[Dataset entries]
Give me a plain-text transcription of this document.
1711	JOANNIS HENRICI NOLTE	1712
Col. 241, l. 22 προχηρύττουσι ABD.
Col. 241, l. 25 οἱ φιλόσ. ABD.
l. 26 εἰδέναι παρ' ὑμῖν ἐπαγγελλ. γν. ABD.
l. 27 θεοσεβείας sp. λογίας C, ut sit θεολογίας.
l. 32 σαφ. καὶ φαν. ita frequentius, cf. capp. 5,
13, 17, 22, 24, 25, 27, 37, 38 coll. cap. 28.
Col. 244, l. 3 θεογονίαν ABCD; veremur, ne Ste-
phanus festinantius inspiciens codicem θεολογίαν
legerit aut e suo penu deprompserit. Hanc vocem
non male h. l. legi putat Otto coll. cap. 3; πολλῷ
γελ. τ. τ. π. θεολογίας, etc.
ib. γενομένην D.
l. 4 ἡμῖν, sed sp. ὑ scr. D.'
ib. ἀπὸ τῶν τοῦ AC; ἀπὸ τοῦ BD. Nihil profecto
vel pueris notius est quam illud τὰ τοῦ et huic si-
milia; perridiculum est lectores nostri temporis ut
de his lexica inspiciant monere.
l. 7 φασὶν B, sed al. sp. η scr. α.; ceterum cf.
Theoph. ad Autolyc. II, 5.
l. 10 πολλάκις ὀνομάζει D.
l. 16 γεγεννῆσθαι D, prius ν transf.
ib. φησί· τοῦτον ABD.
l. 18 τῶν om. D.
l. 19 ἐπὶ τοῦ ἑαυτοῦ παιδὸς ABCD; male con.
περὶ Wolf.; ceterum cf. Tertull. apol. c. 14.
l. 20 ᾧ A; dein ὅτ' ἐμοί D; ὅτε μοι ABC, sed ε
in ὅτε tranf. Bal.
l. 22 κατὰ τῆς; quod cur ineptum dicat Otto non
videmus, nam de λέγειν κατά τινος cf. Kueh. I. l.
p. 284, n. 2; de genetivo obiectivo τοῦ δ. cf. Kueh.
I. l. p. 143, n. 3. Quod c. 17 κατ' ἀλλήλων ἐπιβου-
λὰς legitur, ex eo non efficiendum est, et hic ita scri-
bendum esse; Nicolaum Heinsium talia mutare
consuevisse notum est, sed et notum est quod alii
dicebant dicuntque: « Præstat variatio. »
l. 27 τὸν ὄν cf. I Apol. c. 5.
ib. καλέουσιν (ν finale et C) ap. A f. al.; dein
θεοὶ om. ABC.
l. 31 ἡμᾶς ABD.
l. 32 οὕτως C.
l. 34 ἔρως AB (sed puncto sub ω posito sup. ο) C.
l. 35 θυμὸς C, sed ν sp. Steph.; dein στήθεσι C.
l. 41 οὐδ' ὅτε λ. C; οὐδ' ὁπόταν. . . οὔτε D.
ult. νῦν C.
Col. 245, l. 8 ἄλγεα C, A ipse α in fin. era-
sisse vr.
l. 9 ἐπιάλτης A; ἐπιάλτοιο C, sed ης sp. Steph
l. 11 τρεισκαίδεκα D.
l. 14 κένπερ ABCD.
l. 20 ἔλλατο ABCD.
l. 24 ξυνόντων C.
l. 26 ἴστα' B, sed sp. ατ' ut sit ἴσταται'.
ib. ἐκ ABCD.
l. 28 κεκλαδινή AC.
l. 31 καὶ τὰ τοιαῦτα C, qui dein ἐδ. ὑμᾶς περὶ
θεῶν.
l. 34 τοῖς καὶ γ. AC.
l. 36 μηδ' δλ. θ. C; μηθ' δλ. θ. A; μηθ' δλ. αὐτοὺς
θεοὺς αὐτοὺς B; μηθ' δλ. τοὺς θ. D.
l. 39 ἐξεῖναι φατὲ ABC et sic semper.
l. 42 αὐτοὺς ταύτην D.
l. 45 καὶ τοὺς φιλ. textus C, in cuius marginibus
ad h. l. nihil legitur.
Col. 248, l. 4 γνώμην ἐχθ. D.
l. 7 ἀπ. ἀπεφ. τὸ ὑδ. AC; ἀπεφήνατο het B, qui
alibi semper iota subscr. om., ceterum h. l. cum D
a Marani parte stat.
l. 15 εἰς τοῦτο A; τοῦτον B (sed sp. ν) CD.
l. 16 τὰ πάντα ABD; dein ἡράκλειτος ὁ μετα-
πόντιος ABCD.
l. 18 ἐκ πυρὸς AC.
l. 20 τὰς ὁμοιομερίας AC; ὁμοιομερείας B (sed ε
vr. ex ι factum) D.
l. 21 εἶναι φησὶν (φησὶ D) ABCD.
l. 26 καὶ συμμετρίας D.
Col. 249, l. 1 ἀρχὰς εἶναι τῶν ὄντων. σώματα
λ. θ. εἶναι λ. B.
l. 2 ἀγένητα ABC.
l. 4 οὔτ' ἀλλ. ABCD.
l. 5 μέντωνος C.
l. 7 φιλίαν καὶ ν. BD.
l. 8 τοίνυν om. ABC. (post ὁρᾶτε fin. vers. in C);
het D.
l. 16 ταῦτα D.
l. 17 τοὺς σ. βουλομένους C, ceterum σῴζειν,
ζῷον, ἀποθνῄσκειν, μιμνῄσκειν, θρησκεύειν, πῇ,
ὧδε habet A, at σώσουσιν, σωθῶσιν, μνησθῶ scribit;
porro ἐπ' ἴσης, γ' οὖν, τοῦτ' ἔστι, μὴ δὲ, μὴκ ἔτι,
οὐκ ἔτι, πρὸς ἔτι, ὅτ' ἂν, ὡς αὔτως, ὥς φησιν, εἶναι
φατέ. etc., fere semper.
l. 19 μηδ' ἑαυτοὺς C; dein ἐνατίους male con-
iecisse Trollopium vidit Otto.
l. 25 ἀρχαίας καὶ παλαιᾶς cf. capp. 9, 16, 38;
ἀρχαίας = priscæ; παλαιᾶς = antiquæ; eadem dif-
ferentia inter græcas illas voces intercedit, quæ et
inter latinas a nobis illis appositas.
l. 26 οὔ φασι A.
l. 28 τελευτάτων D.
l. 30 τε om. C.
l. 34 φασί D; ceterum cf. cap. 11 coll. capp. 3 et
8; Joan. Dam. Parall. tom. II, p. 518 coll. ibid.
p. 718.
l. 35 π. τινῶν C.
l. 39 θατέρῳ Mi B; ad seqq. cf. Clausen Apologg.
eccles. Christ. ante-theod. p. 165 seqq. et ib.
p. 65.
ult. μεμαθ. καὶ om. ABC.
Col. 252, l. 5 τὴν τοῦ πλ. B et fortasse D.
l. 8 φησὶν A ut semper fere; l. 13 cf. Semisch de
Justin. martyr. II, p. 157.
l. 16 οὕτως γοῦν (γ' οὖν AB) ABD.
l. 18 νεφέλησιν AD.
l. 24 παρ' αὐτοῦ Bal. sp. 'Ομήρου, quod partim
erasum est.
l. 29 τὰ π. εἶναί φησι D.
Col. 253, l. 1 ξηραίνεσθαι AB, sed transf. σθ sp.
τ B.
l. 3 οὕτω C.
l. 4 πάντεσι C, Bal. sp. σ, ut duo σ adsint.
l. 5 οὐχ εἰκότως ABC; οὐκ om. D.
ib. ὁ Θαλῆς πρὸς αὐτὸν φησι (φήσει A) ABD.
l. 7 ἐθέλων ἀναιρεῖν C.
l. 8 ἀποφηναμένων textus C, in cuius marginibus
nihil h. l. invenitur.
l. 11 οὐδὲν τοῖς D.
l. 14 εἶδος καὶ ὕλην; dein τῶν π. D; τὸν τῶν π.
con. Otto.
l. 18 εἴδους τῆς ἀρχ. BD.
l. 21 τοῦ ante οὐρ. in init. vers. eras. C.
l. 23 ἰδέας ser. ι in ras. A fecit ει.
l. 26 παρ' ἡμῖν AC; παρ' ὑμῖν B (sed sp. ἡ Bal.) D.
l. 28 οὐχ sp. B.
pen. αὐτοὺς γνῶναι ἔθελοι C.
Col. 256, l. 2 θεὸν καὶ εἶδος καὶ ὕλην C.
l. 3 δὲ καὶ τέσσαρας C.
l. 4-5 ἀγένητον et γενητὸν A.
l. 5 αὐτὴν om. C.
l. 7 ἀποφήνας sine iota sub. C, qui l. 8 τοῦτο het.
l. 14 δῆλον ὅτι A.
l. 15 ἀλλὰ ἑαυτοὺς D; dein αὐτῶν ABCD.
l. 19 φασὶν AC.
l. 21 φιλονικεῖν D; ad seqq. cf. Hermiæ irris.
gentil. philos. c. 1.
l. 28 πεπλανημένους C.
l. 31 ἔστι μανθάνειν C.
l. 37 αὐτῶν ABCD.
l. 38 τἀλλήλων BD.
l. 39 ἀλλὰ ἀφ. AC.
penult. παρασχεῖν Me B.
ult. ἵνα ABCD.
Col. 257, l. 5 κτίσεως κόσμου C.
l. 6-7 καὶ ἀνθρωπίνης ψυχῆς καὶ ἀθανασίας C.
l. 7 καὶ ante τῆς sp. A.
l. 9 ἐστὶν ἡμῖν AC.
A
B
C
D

**Given request**
Count every line in the listing above that holds "φησὶν", then report only the count.

**The solution**
2